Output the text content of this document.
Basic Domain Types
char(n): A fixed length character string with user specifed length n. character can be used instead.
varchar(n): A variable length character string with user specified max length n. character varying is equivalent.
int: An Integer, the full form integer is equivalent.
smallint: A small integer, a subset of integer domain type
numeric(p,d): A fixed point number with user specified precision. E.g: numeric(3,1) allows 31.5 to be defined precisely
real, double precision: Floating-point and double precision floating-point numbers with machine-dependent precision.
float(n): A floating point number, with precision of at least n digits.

## AIM
Using the data above, return each line exactly as written.

## RESULT OF THIS TASK
Output the text content of this document.
Basic Domain Types
char(n): A fixed length character string with user specifed length n. character can be used instead.
varchar(n): A variable length character string with user specified max length n. character varying is equivalent.
int: An Integer, the full form integer is equivalent.
smallint: A small integer, a subset of integer domain type
numeric(p,d): A fixed point number with user specified precision. E.g: numeric(3,1) allows 31.5 to be defined precisely
real, double precision: Floating-point and double precision floating-point numbers with machine-dependent precision.
float(n): A floating point number, with precision of at least n digits.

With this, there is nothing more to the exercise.